Excerpts from a figure dataset

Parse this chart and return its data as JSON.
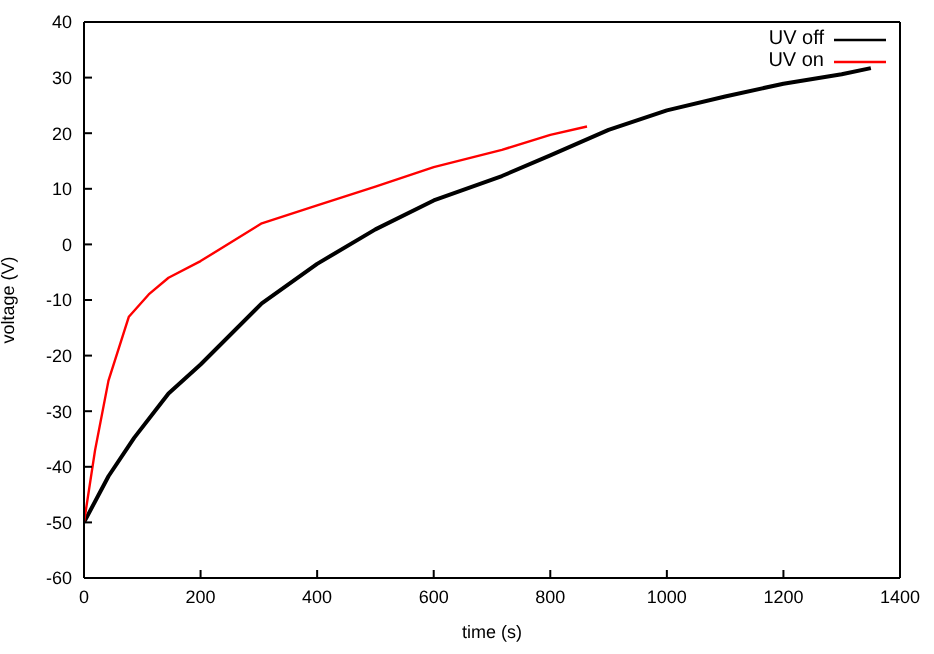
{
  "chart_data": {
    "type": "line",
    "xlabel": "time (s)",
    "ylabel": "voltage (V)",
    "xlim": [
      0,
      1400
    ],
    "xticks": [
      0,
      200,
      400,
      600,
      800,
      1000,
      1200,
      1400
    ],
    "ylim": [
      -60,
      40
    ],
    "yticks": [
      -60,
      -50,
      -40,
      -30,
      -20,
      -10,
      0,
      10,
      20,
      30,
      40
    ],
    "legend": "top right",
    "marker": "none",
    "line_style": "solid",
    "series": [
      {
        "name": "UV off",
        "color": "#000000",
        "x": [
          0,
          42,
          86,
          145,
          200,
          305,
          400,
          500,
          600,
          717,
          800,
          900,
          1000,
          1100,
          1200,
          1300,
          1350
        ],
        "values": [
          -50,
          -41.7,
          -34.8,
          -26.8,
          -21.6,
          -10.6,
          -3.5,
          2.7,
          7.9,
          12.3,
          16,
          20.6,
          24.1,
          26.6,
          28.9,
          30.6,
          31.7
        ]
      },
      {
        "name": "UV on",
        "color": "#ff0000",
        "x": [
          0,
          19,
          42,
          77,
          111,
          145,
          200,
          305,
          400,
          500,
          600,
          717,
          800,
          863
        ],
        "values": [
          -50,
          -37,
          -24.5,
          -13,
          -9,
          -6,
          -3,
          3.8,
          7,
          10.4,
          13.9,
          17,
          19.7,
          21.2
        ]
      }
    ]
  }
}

---

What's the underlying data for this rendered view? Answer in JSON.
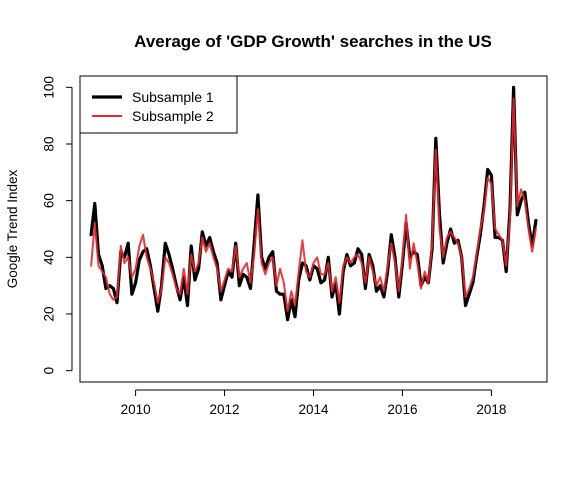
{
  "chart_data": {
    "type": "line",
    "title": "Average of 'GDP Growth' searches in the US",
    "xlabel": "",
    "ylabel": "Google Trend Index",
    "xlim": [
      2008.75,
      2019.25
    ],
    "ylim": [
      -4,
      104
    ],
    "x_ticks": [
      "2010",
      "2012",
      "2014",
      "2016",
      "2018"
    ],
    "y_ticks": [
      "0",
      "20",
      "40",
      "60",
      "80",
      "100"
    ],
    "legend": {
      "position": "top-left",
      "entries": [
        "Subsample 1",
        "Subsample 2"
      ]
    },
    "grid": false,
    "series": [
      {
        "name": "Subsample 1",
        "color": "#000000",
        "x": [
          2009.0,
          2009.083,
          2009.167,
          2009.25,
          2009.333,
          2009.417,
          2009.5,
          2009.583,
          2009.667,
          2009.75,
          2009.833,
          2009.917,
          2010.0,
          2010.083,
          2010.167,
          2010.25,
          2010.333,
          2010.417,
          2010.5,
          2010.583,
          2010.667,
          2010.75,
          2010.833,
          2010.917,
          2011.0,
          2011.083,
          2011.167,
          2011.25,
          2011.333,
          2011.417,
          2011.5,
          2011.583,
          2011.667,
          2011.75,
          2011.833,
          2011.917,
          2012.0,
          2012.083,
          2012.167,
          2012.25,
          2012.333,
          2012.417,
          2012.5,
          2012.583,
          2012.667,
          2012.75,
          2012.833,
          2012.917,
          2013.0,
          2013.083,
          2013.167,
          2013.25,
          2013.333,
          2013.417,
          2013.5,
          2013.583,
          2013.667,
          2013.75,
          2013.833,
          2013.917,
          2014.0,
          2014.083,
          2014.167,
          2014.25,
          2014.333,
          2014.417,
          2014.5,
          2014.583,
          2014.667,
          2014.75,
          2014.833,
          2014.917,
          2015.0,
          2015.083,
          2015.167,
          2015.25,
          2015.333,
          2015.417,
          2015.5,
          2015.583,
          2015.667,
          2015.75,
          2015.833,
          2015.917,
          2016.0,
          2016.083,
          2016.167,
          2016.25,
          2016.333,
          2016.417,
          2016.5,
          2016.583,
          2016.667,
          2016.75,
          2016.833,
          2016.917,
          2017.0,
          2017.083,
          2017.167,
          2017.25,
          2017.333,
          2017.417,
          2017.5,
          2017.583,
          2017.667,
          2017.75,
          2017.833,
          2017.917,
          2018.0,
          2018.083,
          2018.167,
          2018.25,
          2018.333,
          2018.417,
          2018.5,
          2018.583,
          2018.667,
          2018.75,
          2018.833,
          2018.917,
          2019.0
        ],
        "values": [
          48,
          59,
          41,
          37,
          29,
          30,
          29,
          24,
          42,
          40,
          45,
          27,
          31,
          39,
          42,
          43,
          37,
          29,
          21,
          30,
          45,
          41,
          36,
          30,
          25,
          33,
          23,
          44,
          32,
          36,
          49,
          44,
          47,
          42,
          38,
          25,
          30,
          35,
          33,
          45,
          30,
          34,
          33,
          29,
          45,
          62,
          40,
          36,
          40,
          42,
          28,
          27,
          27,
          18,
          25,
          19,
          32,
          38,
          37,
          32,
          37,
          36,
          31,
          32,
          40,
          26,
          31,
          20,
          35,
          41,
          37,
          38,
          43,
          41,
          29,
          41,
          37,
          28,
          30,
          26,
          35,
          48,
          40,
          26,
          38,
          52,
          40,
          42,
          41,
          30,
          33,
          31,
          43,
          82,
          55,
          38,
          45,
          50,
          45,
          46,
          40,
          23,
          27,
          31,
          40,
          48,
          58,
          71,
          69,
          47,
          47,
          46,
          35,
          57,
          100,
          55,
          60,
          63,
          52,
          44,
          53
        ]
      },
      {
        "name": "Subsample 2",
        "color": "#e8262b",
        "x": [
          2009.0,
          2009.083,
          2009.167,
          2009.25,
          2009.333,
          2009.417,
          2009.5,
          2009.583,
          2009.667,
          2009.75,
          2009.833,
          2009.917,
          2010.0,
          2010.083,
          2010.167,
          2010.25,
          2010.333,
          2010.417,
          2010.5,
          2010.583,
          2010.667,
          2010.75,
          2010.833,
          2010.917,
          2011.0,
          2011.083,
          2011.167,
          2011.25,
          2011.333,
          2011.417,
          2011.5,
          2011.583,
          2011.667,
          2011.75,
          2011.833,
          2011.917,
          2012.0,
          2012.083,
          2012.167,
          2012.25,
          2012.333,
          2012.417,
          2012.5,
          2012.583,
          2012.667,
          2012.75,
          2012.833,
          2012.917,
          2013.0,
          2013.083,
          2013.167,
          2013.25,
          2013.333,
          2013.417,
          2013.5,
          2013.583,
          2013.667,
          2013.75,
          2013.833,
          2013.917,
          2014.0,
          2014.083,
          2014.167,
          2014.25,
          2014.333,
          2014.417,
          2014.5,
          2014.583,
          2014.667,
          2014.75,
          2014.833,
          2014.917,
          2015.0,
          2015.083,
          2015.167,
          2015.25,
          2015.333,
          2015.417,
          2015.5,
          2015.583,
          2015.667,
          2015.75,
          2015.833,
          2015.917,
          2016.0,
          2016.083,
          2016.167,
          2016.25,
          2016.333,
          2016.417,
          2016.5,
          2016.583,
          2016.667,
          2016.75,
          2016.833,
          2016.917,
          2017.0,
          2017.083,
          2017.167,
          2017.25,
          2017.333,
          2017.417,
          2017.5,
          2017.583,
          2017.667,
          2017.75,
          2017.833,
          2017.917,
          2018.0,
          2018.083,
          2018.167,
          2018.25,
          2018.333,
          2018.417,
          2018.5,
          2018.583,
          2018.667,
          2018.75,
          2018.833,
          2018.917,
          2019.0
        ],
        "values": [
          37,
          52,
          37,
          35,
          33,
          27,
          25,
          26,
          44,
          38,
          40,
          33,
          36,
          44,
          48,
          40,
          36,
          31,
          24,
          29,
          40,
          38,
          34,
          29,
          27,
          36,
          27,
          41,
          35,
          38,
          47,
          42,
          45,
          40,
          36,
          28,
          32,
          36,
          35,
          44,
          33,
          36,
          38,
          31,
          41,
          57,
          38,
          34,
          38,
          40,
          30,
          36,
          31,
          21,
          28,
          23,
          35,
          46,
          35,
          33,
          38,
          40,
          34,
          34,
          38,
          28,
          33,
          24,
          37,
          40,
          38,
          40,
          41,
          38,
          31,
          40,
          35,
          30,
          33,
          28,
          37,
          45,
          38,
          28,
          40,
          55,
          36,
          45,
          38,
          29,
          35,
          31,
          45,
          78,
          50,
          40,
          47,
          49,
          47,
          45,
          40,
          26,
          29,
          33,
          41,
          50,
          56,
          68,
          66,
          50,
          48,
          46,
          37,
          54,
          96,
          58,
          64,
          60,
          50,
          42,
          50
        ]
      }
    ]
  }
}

## WHAT THIS TASK INVOLVES
Pull out each line of the listing that holds the string "name".

## RESPONSE TO THE TASK
        "name": "UV off",
        "name": "UV on",
        "name": "Subsample 1",
        "name": "Subsample 2",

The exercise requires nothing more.